Needing a VPS host

panem

Member
So I read here nimbus was a well-recommended host but I really didn't care for the presale experience so nimbushosting is officially off my list. Here are my 5 choices for a host. Will these be good for my Xenforo forum with about 300,000 posts and 900 members? 1. Big Brain Global 2. Wiredtree 3. TMZVPS 4. Solid Shell Security 5. Stablehost Anyone have any experience or knowledge of these 5? Which would you go for
 
They both have an extremely good reputation in the industry. I would consider them hands down the best managed VPS providers out there. The others...not so much. Of course, you are going to pay a higher amount for that level of service.

I have never personally used WiredTree, but our company used Knownhost for 6-ish years to host a few of our smaller DNS servers (we wanted them on separate networks than our actual servers, for obvious reasons), and really had no issues ever.

If you want more specific reviews, go to webhostingtalk.com. You can do some serious reviewing of all the companies on your list.
 
I have used Wiredtree a few years ago, had a dedicated server from them and their support was excellent. I have never used their VPS. Also have a look at a2hosting as they offer SSD option (not sure if wiredtree does) and they will also set up opcode cache for you if you ask them to. I havent personally used a2hosting.
 
Check out the resources that http://linode.com provides. Their service and quality can't be beat. I have been with them since 2009. On a regular basis, they upgrade a customers accounts to include additional resources as their costs decrease. I have tried others but IMHO, linode.com can't be beat.

Jeff
 
WiredTree.
Wouldn't recommend. You can't really call whatever they offer a VPS since the CPU is shared between all users. I've been there without any website and the load was around 1.0+ in my cPanel without even uploading a single file to the server.

EXTRACTED RECORDS:
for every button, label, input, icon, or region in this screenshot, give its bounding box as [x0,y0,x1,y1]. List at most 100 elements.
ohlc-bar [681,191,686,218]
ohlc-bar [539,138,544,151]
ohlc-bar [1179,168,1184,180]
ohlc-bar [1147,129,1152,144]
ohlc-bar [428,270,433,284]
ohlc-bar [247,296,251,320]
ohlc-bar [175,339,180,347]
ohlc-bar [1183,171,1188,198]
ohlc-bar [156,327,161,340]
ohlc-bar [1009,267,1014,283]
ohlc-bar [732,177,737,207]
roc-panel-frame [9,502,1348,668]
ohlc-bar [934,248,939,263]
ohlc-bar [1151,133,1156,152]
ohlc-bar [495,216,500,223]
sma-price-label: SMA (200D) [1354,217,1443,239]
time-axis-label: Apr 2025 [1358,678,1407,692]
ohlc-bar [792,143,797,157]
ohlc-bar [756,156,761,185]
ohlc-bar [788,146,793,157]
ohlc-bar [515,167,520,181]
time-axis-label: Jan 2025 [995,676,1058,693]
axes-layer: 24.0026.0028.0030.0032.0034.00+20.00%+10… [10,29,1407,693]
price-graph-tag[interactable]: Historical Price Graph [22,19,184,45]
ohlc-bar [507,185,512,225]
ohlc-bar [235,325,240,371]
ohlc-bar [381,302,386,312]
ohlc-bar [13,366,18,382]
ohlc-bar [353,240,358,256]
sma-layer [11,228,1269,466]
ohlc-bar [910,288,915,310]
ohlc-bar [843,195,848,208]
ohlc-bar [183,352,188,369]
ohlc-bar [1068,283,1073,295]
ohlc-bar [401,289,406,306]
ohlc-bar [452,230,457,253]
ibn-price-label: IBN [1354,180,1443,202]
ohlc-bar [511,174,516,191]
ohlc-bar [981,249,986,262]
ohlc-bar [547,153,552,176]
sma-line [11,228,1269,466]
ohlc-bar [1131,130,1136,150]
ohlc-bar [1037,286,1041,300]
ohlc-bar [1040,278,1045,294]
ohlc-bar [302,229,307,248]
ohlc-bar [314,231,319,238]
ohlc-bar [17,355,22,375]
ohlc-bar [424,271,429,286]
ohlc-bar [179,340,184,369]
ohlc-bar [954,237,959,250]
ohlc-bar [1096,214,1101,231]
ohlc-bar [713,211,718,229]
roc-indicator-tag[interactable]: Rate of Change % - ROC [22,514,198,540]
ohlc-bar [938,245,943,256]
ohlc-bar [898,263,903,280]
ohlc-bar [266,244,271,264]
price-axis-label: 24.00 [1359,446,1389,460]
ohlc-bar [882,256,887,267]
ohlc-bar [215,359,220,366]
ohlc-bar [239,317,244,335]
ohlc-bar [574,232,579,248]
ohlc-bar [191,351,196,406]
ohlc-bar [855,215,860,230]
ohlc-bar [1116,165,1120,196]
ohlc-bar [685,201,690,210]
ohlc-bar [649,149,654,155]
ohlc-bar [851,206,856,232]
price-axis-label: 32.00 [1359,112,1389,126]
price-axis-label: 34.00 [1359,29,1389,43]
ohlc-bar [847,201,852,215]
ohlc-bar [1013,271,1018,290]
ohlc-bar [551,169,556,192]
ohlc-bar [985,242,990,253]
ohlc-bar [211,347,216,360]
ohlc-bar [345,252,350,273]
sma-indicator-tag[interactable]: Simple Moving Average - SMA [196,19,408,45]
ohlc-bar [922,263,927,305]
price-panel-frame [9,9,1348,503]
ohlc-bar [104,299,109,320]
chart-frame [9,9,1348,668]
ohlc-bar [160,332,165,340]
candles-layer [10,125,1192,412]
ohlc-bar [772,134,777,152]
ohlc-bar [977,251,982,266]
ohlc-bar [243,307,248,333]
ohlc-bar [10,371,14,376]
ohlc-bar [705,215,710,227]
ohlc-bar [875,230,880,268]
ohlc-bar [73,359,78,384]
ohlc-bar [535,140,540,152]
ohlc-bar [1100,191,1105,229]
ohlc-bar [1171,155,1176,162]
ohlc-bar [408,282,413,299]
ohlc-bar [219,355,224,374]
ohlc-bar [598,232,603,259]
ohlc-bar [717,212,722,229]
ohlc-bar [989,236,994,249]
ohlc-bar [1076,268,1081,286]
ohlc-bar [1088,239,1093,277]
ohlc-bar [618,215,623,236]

DIRECTIONS:
Copy the forum thread about VPS hosts word for word, from "I have used" to "personally used a2hosting.".

RESPONSE TO THE EXERCISE:
I have used Wiredtree a few years ago, had a dedicated server from them and their support was excellent. I have never used their VPS. Also have a look at a2hosting as they offer SSD option (not sure if wiredtree does) and they will also set up opcode cache for you if you ask them to. I havent personally used a2hosting.